WHAT TO WORK ON =>
Make an exact copy of the listing so that no picture is carried over.

>>>

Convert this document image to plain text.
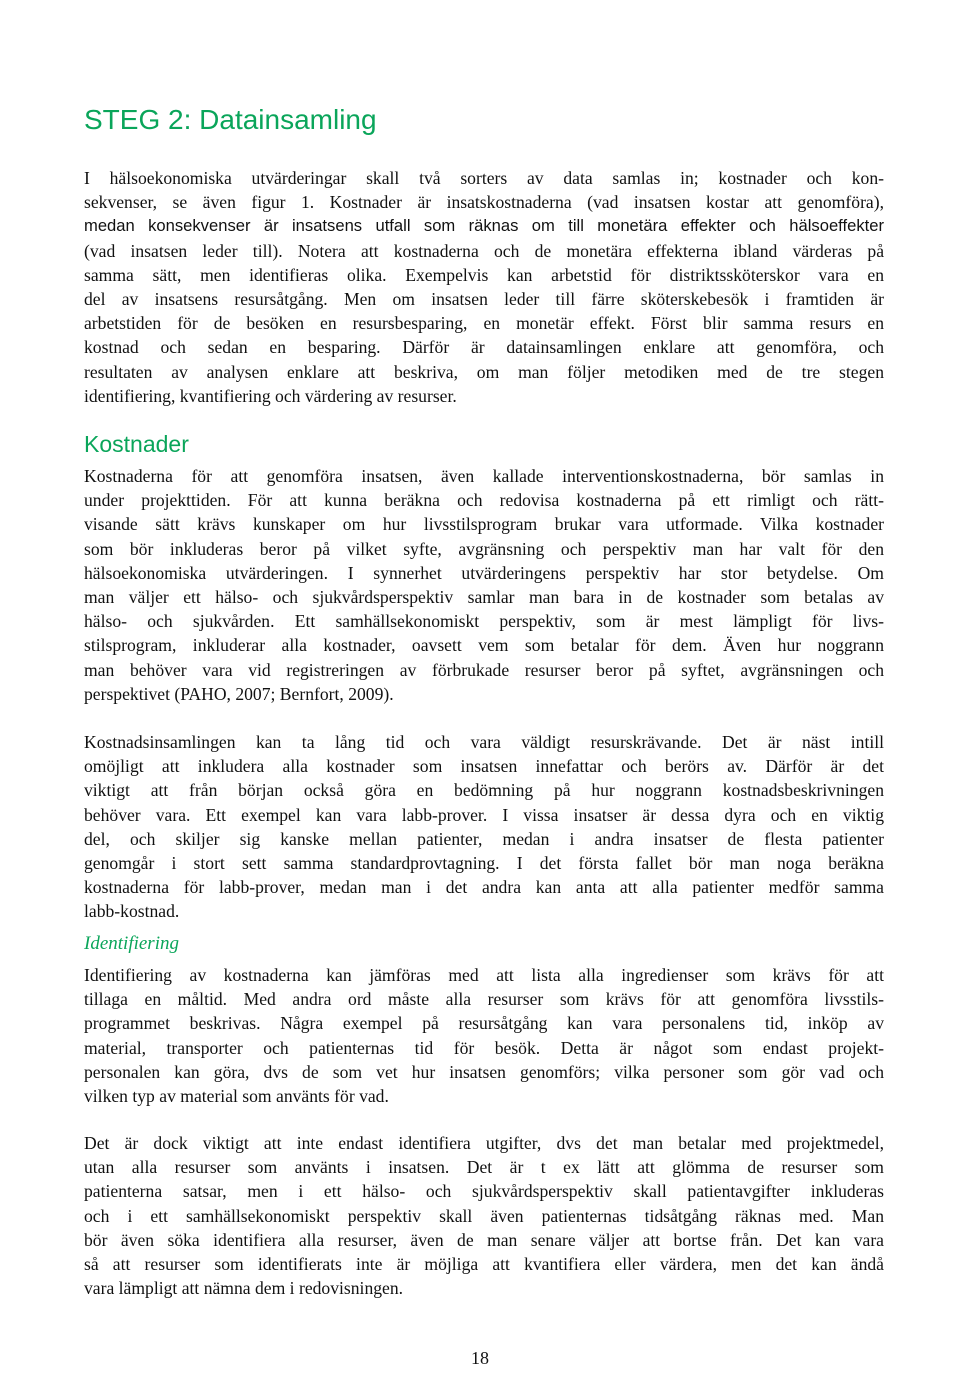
STEG 2: Datainsamling
I hälsoekonomiska utvärderingar skall två sorters av data samlas in; kostnader och kon-
sekvenser, se även figur 1. Kostnader är insatskostnaderna (vad insatsen kostar att genomföra),
medan konsekvenser är insatsens utfall som räknas om till monetära effekter och hälsoeffekter
(vad insatsen leder till). Notera att kostnaderna och de monetära effekterna ibland värderas på
samma sätt, men identifieras olika. Exempelvis kan arbetstid för distriktssköterskor vara en
del av insatsens resursåtgång. Men om insatsen leder till färre sköterskebesök i framtiden är
arbetstiden för de besöken en resursbesparing, en monetär effekt. Först blir samma resurs en
kostnad och sedan en besparing. Därför är datainsamlingen enklare att genomföra, och
resultaten av analysen enklare att beskriva, om man följer metodiken med de tre stegen
identifiering, kvantifiering och värdering av resurser.
Kostnader
Kostnaderna för att genomföra insatsen, även kallade interventionskostnaderna, bör samlas in
under projekttiden. För att kunna beräkna och redovisa kostnaderna på ett rimligt och rätt-
visande sätt krävs kunskaper om hur livsstilsprogram brukar vara utformade. Vilka kostnader
som bör inkluderas beror på vilket syfte, avgränsning och perspektiv man har valt för den
hälsoekonomiska utvärderingen. I synnerhet utvärderingens perspektiv har stor betydelse. Om
man väljer ett hälso- och sjukvårdsperspektiv samlar man bara in de kostnader som betalas av
hälso- och sjukvården. Ett samhällsekonomiskt perspektiv, som är mest lämpligt för livs-
stilsprogram, inkluderar alla kostnader, oavsett vem som betalar för dem. Även hur noggrann
man behöver vara vid registreringen av förbrukade resurser beror på syftet, avgränsningen och
perspektivet (PAHO, 2007; Bernfort, 2009).
Kostnadsinsamlingen kan ta lång tid och vara väldigt resurskrävande. Det är näst intill
omöjligt att inkludera alla kostnader som insatsen innefattar och berörs av. Därför är det
viktigt att från början också göra en bedömning på hur noggrann kostnadsbeskrivningen
behöver vara. Ett exempel kan vara labb-prover. I vissa insatser är dessa dyra och en viktig
del, och skiljer sig kanske mellan patienter, medan i andra insatser de flesta patienter
genomgår i stort sett samma standardprovtagning. I det första fallet bör man noga beräkna
kostnaderna för labb-prover, medan man i det andra kan anta att alla patienter medför samma
labb-kostnad.
Identifiering
Identifiering av kostnaderna kan jämföras med att lista alla ingredienser som krävs för att
tillaga en måltid. Med andra ord måste alla resurser som krävs för att genomföra livsstils-
programmet beskrivas. Några exempel på resursåtgång kan vara personalens tid, inköp av
material, transporter och patienternas tid för besök. Detta är något som endast projekt-
personalen kan göra, dvs de som vet hur insatsen genomförs; vilka personer som gör vad och
vilken typ av material som använts för vad.
Det är dock viktigt att inte endast identifiera utgifter, dvs det man betalar med projektmedel,
utan alla resurser som använts i insatsen. Det är t ex lätt att glömma de resurser som
patienterna satsar, men i ett hälso- och sjukvårdsperspektiv skall patientavgifter inkluderas
och i ett samhällsekonomiskt perspektiv skall även patienternas tidsåtgång räknas med. Man
bör även söka identifiera alla resurser, även de man senare väljer att bortse från. Det kan vara
så att resurser som identifierats inte är möjliga att kvantifiera eller värdera, men det kan ändå
vara lämpligt att nämna dem i redovisningen.
18
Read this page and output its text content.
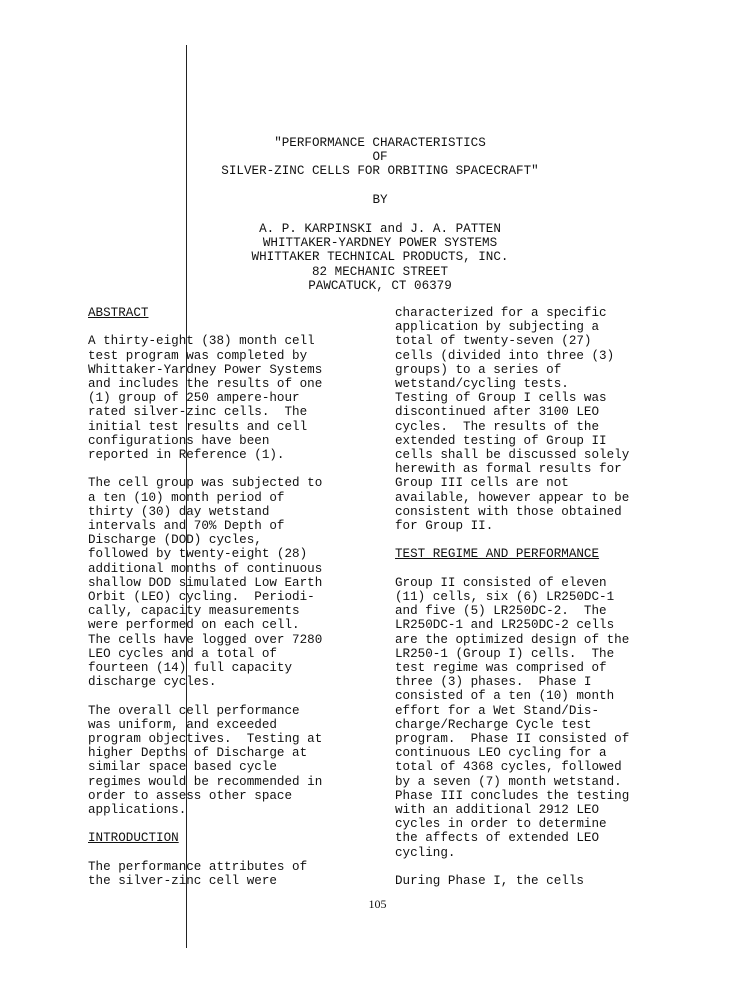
"PERFORMANCE CHARACTERISTICS
OF
SILVER-ZINC CELLS FOR ORBITING SPACECRAFT"
BY
A. P. KARPINSKI and J. A. PATTEN
WHITTAKER-YARDNEY POWER SYSTEMS
WHITTAKER TECHNICAL PRODUCTS, INC.
82 MECHANIC STREET
PAWCATUCK, CT 06379
ABSTRACT
A thirty-eight (38) month cell
test program was completed by
Whittaker-Yardney Power Systems
and includes the results of one
(1) group of 250 ampere-hour
rated silver-zinc cells.  The
initial test results and cell
configurations have been
reported in Reference (1).
The cell group was subjected to
a ten (10) month period of
thirty (30) day wetstand
intervals and 70% Depth of
Discharge (DOD) cycles,
followed by twenty-eight (28)
additional months of continuous
shallow DOD simulated Low Earth
Orbit (LEO) cycling.  Periodi-
cally, capacity measurements
were performed on each cell.
The cells have logged over 7280
LEO cycles and a total of
fourteen (14) full capacity
discharge cycles.
The overall cell performance
was uniform, and exceeded
program objectives.  Testing at
higher Depths of Discharge at
similar space based cycle
regimes would be recommended in
order to assess other space
applications.
INTRODUCTION
The performance attributes of
the silver-zinc cell were
characterized for a specific
application by subjecting a
total of twenty-seven (27)
cells (divided into three (3)
groups) to a series of
wetstand/cycling tests.
Testing of Group I cells was
discontinued after 3100 LEO
cycles.  The results of the
extended testing of Group II
cells shall be discussed solely
herewith as formal results for
Group III cells are not
available, however appear to be
consistent with those obtained
for Group II.
TEST REGIME AND PERFORMANCE
Group II consisted of eleven
(11) cells, six (6) LR250DC-1
and five (5) LR250DC-2.  The
LR250DC-1 and LR250DC-2 cells
are the optimized design of the
LR250-1 (Group I) cells.  The
test regime was comprised of
three (3) phases.  Phase I
consisted of a ten (10) month
effort for a Wet Stand/Dis-
charge/Recharge Cycle test
program.  Phase II consisted of
continuous LEO cycling for a
total of 4368 cycles, followed
by a seven (7) month wetstand.
Phase III concludes the testing
with an additional 2912 LEO
cycles in order to determine
the affects of extended LEO
cycling.
During Phase I, the cells
105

<<<

ANSWER =>
Convert this document image to plain text.
STEG 2: Datainsamling
I hälsoekonomiska utvärderingar skall två sorters av data samlas in; kostnader och kon-
sekvenser, se även figur 1. Kostnader är insatskostnaderna (vad insatsen kostar att genomföra),
medan konsekvenser är insatsens utfall som räknas om till monetära effekter och hälsoeffekter
(vad insatsen leder till). Notera att kostnaderna och de monetära effekterna ibland värderas på
samma sätt, men identifieras olika. Exempelvis kan arbetstid för distriktssköterskor vara en
del av insatsens resursåtgång. Men om insatsen leder till färre sköterskebesök i framtiden är
arbetstiden för de besöken en resursbesparing, en monetär effekt. Först blir samma resurs en
kostnad och sedan en besparing. Därför är datainsamlingen enklare att genomföra, och
resultaten av analysen enklare att beskriva, om man följer metodiken med de tre stegen
identifiering, kvantifiering och värdering av resurser.
Kostnader
Kostnaderna för att genomföra insatsen, även kallade interventionskostnaderna, bör samlas in
under projekttiden. För att kunna beräkna och redovisa kostnaderna på ett rimligt och rätt-
visande sätt krävs kunskaper om hur livsstilsprogram brukar vara utformade. Vilka kostnader
som bör inkluderas beror på vilket syfte, avgränsning och perspektiv man har valt för den
hälsoekonomiska utvärderingen. I synnerhet utvärderingens perspektiv har stor betydelse. Om
man väljer ett hälso- och sjukvårdsperspektiv samlar man bara in de kostnader som betalas av
hälso- och sjukvården. Ett samhällsekonomiskt perspektiv, som är mest lämpligt för livs-
stilsprogram, inkluderar alla kostnader, oavsett vem som betalar för dem. Även hur noggrann
man behöver vara vid registreringen av förbrukade resurser beror på syftet, avgränsningen och
perspektivet (PAHO, 2007; Bernfort, 2009).
Kostnadsinsamlingen kan ta lång tid och vara väldigt resurskrävande. Det är näst intill
omöjligt att inkludera alla kostnader som insatsen innefattar och berörs av. Därför är det
viktigt att från början också göra en bedömning på hur noggrann kostnadsbeskrivningen
behöver vara. Ett exempel kan vara labb-prover. I vissa insatser är dessa dyra och en viktig
del, och skiljer sig kanske mellan patienter, medan i andra insatser de flesta patienter
genomgår i stort sett samma standardprovtagning. I det första fallet bör man noga beräkna
kostnaderna för labb-prover, medan man i det andra kan anta att alla patienter medför samma
labb-kostnad.
Identifiering
Identifiering av kostnaderna kan jämföras med att lista alla ingredienser som krävs för att
tillaga en måltid. Med andra ord måste alla resurser som krävs för att genomföra livsstils-
programmet beskrivas. Några exempel på resursåtgång kan vara personalens tid, inköp av
material, transporter och patienternas tid för besök. Detta är något som endast projekt-
personalen kan göra, dvs de som vet hur insatsen genomförs; vilka personer som gör vad och
vilken typ av material som använts för vad.
Det är dock viktigt att inte endast identifiera utgifter, dvs det man betalar med projektmedel,
utan alla resurser som använts i insatsen. Det är t ex lätt att glömma de resurser som
patienterna satsar, men i ett hälso- och sjukvårdsperspektiv skall patientavgifter inkluderas
och i ett samhällsekonomiskt perspektiv skall även patienternas tidsåtgång räknas med. Man
bör även söka identifiera alla resurser, även de man senare väljer att bortse från. Det kan vara
så att resurser som identifierats inte är möjliga att kvantifiera eller värdera, men det kan ändå
vara lämpligt att nämna dem i redovisningen.
18
Read this page and output its text content.
"PERFORMANCE CHARACTERISTICS
OF
SILVER-ZINC CELLS FOR ORBITING SPACECRAFT"
BY
A. P. KARPINSKI and J. A. PATTEN
WHITTAKER-YARDNEY POWER SYSTEMS
WHITTAKER TECHNICAL PRODUCTS, INC.
82 MECHANIC STREET
PAWCATUCK, CT 06379
ABSTRACT
A thirty-eight (38) month cell
test program was completed by
Whittaker-Yardney Power Systems
and includes the results of one
(1) group of 250 ampere-hour
rated silver-zinc cells.  The
initial test results and cell
configurations have been
reported in Reference (1).
The cell group was subjected to
a ten (10) month period of
thirty (30) day wetstand
intervals and 70% Depth of
Discharge (DOD) cycles,
followed by twenty-eight (28)
additional months of continuous
shallow DOD simulated Low Earth
Orbit (LEO) cycling.  Periodi-
cally, capacity measurements
were performed on each cell.
The cells have logged over 7280
LEO cycles and a total of
fourteen (14) full capacity
discharge cycles.
The overall cell performance
was uniform, and exceeded
program objectives.  Testing at
higher Depths of Discharge at
similar space based cycle
regimes would be recommended in
order to assess other space
applications.
INTRODUCTION
The performance attributes of
the silver-zinc cell were
characterized for a specific
application by subjecting a
total of twenty-seven (27)
cells (divided into three (3)
groups) to a series of
wetstand/cycling tests.
Testing of Group I cells was
discontinued after 3100 LEO
cycles.  The results of the
extended testing of Group II
cells shall be discussed solely
herewith as formal results for
Group III cells are not
available, however appear to be
consistent with those obtained
for Group II.
TEST REGIME AND PERFORMANCE
Group II consisted of eleven
(11) cells, six (6) LR250DC-1
and five (5) LR250DC-2.  The
LR250DC-1 and LR250DC-2 cells
are the optimized design of the
LR250-1 (Group I) cells.  The
test regime was comprised of
three (3) phases.  Phase I
consisted of a ten (10) month
effort for a Wet Stand/Dis-
charge/Recharge Cycle test
program.  Phase II consisted of
continuous LEO cycling for a
total of 4368 cycles, followed
by a seven (7) month wetstand.
Phase III concludes the testing
with an additional 2912 LEO
cycles in order to determine
the affects of extended LEO
cycling.
During Phase I, the cells
105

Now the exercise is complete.